• [List of tasks]
1. According to the Jesus Radicals reflection, why did the author and Andy not expect to organize the anarchism and Christianity gathering a second time?
2. Can you condense the paragraph in the Jesus Radicals reflection that begins "We started in 2000" into a short bulleted list that keeps its main facts?
3. From the Jesus Radicals reflection, reproduce the passage between "We started in" and "do it again.", inclusive.

• [Text section]
-*-*-

Jesus Radicals, reflection from a co-founder

Credit: Ari Bronstein,

Jesus Radicals, a network for exploring connections between Christianity and anarchism, was not supposed to last this long.

We started in 2000 as a website designed to mark the first group of Wheaton College students going to protests at the School of the Americas in Fort Benning, Georgia. The first anarchism and Christianity gathering in 2003 brought a hodge-podge of people, including Catholic Workers, West Point military academy students, a Black-Panther-turned-anarchist and a speaker from the North Eastern Federation of Anarcho-Communists to a Quaker meeting house in New York City. The event was so planning intense that my partner and co-organizer Andy and I did not expect to do it again.

When I think about the limited scope of our initial intentions – the lack of market research in choosing our name, the user-unfriendliness of our first site and our naïveté about what we were building – it’s hard to believe we’re still here. Yet here we are, with receiving thousands of visitors a month and the annual anarchism and Christianity gathering having marked its 10th year.

Our continued existence and the ongoing support we receive are a testament to the energy many people have put into these resources. But more importantly, I believe the survival of Jesus Radicals is an indication of the persistent interest in anarchism as a viable political expression of countercultural Christian witness.

-*-*-

• [Source material]
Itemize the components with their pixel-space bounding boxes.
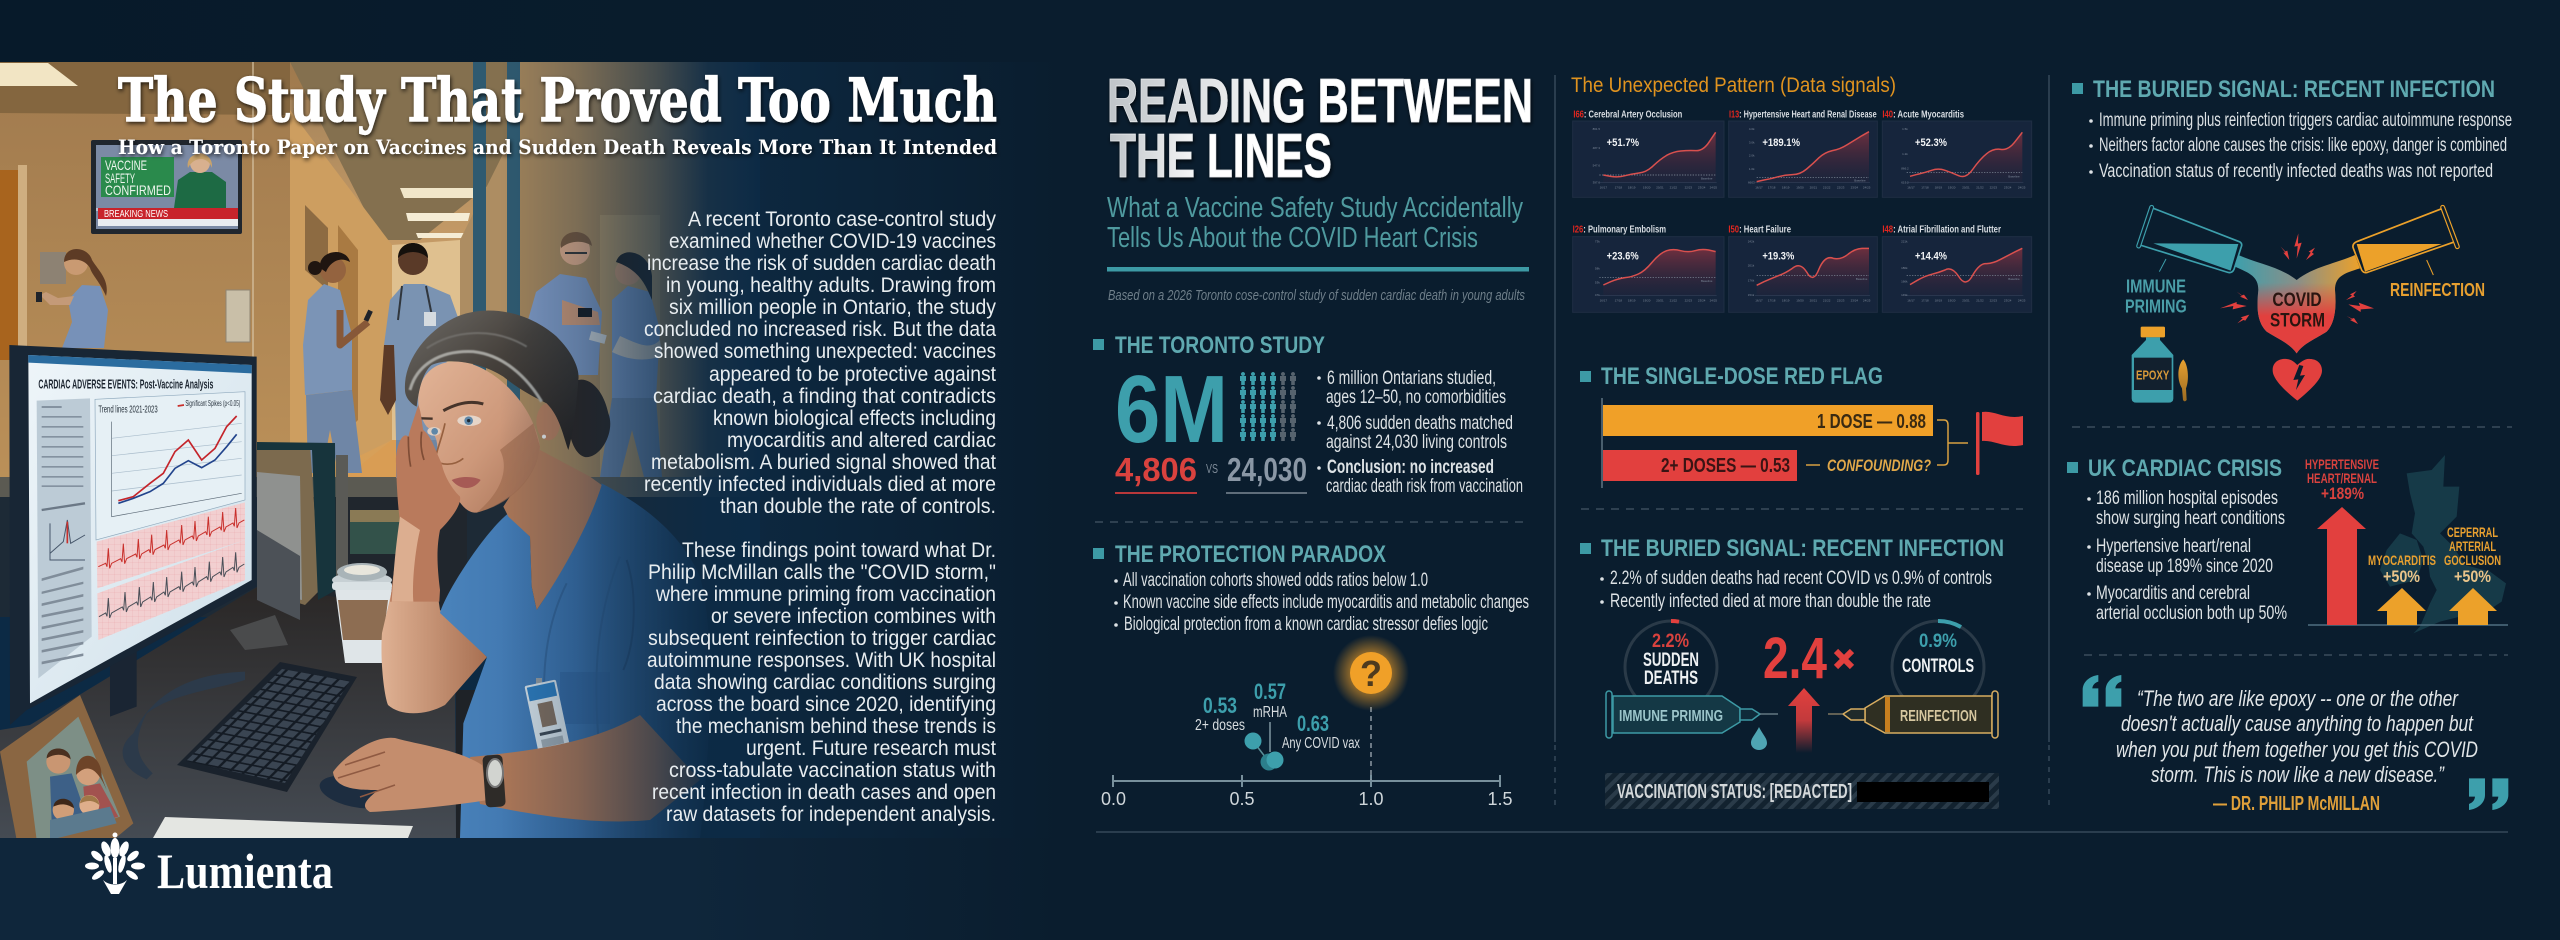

-*-*-

• [The answers]
1. The 2003 gathering required so much intense planning that the author and co-organizer Andy did not expect to do it again.

2.
- Jesus Radicals began in 2000 as a website marking the first group of Wheaton College students going to protests at the School of the Americas in Fort Benning, Georgia.
- The first anarchism and Christianity gathering took place in 2003 at a Quaker meeting house in New York City.
- It drew a mixed crowd: Catholic Workers, West Point military academy students, a Black-Panther-turned-anarchist and a speaker from the North Eastern Federation of Anarcho-Communists.
- The planning was so intense that the author and co-organizer Andy did not expect to do it again.

3.
We started in 2000 as a website designed to mark the first group of Wheaton College students going to protests at the School of the Americas in Fort Benning, Georgia. The first anarchism and Christianity gathering in 2003 brought a hodge-podge of people, including Catholic Workers, West Point military academy students, a Black-Panther-turned-anarchist and a speaker from the North Eastern Federation of Anarcho-Communists to a Quaker meeting house in New York City. The event was so planning intense that my partner and co-organizer Andy and I did not expect to do it again.